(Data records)
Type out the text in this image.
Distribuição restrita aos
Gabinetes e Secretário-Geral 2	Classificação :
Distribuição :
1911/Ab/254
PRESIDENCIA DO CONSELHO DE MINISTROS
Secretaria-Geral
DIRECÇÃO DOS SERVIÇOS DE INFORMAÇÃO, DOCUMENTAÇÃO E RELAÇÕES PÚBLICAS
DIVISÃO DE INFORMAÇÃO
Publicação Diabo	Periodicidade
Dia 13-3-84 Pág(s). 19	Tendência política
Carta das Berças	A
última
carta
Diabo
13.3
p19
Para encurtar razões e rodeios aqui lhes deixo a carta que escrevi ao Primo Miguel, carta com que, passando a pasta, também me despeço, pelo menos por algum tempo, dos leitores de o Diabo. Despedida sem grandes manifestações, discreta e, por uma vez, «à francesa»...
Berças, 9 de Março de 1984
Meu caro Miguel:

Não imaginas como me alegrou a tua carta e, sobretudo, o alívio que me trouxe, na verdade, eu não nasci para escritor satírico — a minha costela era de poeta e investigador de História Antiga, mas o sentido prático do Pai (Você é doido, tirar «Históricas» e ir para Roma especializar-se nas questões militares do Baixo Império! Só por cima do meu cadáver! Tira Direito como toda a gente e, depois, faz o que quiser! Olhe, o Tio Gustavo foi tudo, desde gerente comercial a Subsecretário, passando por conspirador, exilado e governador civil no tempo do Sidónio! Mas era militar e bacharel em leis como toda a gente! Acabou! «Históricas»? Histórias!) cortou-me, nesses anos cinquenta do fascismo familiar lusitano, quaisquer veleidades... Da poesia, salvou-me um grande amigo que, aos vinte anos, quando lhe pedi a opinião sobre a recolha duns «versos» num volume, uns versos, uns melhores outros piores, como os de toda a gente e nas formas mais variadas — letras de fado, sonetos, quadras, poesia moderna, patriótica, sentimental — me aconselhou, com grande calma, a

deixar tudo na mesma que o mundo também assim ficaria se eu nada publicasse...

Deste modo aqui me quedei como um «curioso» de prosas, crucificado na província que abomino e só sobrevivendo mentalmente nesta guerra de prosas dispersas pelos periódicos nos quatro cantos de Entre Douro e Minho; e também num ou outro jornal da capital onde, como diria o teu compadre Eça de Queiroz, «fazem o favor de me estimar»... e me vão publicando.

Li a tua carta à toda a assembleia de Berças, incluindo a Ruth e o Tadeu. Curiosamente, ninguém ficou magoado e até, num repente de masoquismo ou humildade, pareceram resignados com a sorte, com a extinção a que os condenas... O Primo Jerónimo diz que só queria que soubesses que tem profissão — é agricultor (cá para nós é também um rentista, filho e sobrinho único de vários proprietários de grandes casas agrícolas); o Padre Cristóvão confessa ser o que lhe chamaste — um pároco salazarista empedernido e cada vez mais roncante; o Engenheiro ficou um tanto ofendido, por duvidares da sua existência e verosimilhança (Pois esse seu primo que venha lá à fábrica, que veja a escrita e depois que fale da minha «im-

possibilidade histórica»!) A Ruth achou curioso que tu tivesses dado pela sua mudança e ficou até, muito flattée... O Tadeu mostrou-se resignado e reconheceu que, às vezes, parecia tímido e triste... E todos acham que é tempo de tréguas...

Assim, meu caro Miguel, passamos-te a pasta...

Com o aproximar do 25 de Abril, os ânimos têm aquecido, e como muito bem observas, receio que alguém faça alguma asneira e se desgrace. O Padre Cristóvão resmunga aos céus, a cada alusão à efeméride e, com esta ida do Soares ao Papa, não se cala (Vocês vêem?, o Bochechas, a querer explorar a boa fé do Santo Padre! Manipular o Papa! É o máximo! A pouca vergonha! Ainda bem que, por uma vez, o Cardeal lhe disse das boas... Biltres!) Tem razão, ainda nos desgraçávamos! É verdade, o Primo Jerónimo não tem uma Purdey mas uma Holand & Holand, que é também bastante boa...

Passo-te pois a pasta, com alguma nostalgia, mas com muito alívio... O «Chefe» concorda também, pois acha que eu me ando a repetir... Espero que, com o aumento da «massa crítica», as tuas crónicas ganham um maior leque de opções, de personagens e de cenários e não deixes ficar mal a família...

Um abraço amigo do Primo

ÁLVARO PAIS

> WHAT TO PRODUCE
Read through the data and copy every line where "Distribuição" shows up.

> THE OUTPUT
Distribuição restrita aos
Distribuição :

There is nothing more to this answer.